- **EXERCISE GOAL**
Please give the data below again in full, exactly as it stands.

- **RECORDS FOR THIS EXERCISE**

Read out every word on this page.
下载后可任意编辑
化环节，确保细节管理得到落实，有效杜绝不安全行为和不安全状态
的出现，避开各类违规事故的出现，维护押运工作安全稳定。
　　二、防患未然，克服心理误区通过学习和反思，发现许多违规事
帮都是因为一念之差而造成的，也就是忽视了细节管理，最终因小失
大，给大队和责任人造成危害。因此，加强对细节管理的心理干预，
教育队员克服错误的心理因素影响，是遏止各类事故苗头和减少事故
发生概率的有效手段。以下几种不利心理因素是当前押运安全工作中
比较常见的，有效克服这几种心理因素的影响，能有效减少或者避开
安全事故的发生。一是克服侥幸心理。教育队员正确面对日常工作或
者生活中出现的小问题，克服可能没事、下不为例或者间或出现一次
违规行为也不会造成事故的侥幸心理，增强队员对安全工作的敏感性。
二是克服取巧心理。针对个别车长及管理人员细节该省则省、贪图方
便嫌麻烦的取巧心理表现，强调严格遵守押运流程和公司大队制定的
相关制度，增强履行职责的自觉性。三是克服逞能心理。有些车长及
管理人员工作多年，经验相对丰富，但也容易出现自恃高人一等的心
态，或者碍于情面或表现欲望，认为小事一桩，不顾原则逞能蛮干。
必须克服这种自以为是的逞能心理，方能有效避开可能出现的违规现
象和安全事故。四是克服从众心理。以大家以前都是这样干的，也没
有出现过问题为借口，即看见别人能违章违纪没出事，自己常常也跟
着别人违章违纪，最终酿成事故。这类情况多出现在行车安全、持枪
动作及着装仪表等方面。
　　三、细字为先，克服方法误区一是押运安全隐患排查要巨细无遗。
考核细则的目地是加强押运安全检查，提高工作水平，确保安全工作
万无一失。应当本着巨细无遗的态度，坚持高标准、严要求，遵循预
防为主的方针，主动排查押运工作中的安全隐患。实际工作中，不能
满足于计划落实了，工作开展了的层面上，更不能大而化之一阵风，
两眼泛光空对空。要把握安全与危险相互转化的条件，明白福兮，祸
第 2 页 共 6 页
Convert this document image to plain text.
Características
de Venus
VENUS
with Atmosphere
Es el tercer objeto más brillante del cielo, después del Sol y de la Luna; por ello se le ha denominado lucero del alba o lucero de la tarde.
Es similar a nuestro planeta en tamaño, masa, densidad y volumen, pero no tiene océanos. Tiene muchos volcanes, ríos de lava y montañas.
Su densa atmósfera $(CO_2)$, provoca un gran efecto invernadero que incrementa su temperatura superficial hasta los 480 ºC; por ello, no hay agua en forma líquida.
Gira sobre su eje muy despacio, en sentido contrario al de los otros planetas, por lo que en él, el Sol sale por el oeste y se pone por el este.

- **COMPLETED EXERCISE**
Read out every word on this page.
下载后可任意编辑
化环节，确保细节管理得到落实，有效杜绝不安全行为和不安全状态
的出现，避开各类违规事故的出现，维护押运工作安全稳定。
　　二、防患未然，克服心理误区通过学习和反思，发现许多违规事
帮都是因为一念之差而造成的，也就是忽视了细节管理，最终因小失
大，给大队和责任人造成危害。因此，加强对细节管理的心理干预，
教育队员克服错误的心理因素影响，是遏止各类事故苗头和减少事故
发生概率的有效手段。以下几种不利心理因素是当前押运安全工作中
比较常见的，有效克服这几种心理因素的影响，能有效减少或者避开
安全事故的发生。一是克服侥幸心理。教育队员正确面对日常工作或
者生活中出现的小问题，克服可能没事、下不为例或者间或出现一次
违规行为也不会造成事故的侥幸心理，增强队员对安全工作的敏感性。
二是克服取巧心理。针对个别车长及管理人员细节该省则省、贪图方
便嫌麻烦的取巧心理表现，强调严格遵守押运流程和公司大队制定的
相关制度，增强履行职责的自觉性。三是克服逞能心理。有些车长及
管理人员工作多年，经验相对丰富，但也容易出现自恃高人一等的心
态，或者碍于情面或表现欲望，认为小事一桩，不顾原则逞能蛮干。
必须克服这种自以为是的逞能心理，方能有效避开可能出现的违规现
象和安全事故。四是克服从众心理。以大家以前都是这样干的，也没
有出现过问题为借口，即看见别人能违章违纪没出事，自己常常也跟
着别人违章违纪，最终酿成事故。这类情况多出现在行车安全、持枪
动作及着装仪表等方面。
　　三、细字为先，克服方法误区一是押运安全隐患排查要巨细无遗。
考核细则的目地是加强押运安全检查，提高工作水平，确保安全工作
万无一失。应当本着巨细无遗的态度，坚持高标准、严要求，遵循预
防为主的方针，主动排查押运工作中的安全隐患。实际工作中，不能
满足于计划落实了，工作开展了的层面上，更不能大而化之一阵风，
两眼泛光空对空。要把握安全与危险相互转化的条件，明白福兮，祸
第 2 页 共 6 页
Convert this document image to plain text.
Características
de Venus
VENUS
with Atmosphere
Es el tercer objeto más brillante del cielo, después del Sol y de la Luna; por ello se le ha denominado lucero del alba o lucero de la tarde.
Es similar a nuestro planeta en tamaño, masa, densidad y volumen, pero no tiene océanos. Tiene muchos volcanes, ríos de lava y montañas.
Su densa atmósfera $(CO_2)$, provoca un gran efecto invernadero que incrementa su temperatura superficial hasta los 480 ºC; por ello, no hay agua en forma líquida.
Gira sobre su eje muy despacio, en sentido contrario al de los otros planetas, por lo que en él, el Sol sale por el oeste y se pone por el este.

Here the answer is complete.